• Aim of the task
Write the records below out in full, character for character, with no pictures.

• Information given
**********
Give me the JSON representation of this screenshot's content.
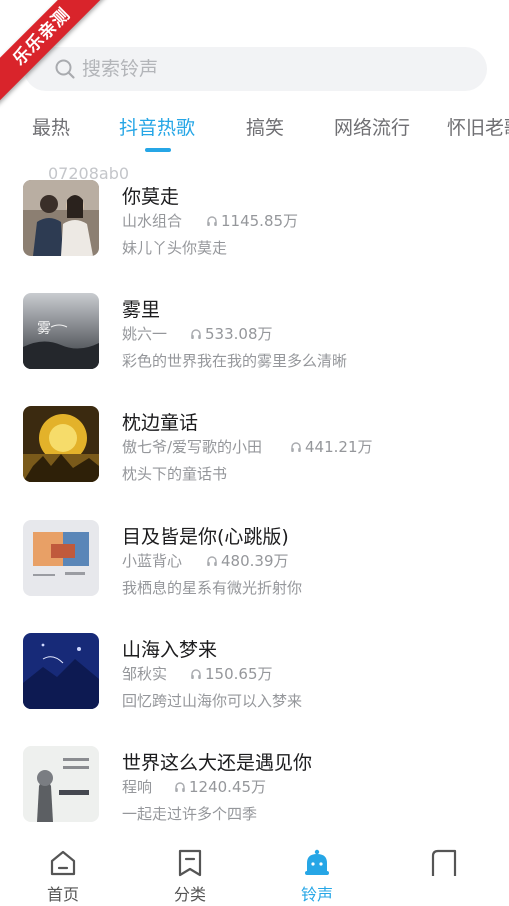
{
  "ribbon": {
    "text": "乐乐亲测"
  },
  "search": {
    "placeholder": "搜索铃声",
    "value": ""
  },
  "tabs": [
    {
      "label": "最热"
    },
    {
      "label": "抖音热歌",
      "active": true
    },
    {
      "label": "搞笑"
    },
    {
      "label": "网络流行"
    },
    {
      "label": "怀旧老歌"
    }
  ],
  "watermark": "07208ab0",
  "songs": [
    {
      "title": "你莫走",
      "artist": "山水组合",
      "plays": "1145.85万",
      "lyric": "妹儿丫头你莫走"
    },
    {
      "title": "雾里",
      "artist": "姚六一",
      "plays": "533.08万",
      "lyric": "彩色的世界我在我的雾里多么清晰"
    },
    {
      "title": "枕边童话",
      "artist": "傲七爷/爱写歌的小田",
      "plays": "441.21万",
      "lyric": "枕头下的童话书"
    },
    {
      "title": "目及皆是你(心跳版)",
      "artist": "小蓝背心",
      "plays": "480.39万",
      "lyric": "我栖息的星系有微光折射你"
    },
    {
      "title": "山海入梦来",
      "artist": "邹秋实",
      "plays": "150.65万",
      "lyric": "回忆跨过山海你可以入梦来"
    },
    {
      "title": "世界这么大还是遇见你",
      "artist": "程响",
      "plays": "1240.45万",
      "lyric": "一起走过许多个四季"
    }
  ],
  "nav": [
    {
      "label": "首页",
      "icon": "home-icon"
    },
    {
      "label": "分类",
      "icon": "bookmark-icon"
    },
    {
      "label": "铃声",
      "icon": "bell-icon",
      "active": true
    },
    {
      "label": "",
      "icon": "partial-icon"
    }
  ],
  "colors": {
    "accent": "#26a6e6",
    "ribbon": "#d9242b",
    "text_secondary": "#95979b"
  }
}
**********
• The output
Give me the JSON representation of this screenshot's content.
{
  "ribbon": {
    "text": "乐乐亲测"
  },
  "search": {
    "placeholder": "搜索铃声",
    "value": ""
  },
  "tabs": [
    {
      "label": "最热"
    },
    {
      "label": "抖音热歌",
      "active": true
    },
    {
      "label": "搞笑"
    },
    {
      "label": "网络流行"
    },
    {
      "label": "怀旧老歌"
    }
  ],
  "watermark": "07208ab0",
  "songs": [
    {
      "title": "你莫走",
      "artist": "山水组合",
      "plays": "1145.85万",
      "lyric": "妹儿丫头你莫走"
    },
    {
      "title": "雾里",
      "artist": "姚六一",
      "plays": "533.08万",
      "lyric": "彩色的世界我在我的雾里多么清晰"
    },
    {
      "title": "枕边童话",
      "artist": "傲七爷/爱写歌的小田",
      "plays": "441.21万",
      "lyric": "枕头下的童话书"
    },
    {
      "title": "目及皆是你(心跳版)",
      "artist": "小蓝背心",
      "plays": "480.39万",
      "lyric": "我栖息的星系有微光折射你"
    },
    {
      "title": "山海入梦来",
      "artist": "邹秋实",
      "plays": "150.65万",
      "lyric": "回忆跨过山海你可以入梦来"
    },
    {
      "title": "世界这么大还是遇见你",
      "artist": "程响",
      "plays": "1240.45万",
      "lyric": "一起走过许多个四季"
    }
  ],
  "nav": [
    {
      "label": "首页",
      "icon": "home-icon"
    },
    {
      "label": "分类",
      "icon": "bookmark-icon"
    },
    {
      "label": "铃声",
      "icon": "bell-icon",
      "active": true
    },
    {
      "label": "",
      "icon": "partial-icon"
    }
  ],
  "colors": {
    "accent": "#26a6e6",
    "ribbon": "#d9242b",
    "text_secondary": "#95979b"
  }
}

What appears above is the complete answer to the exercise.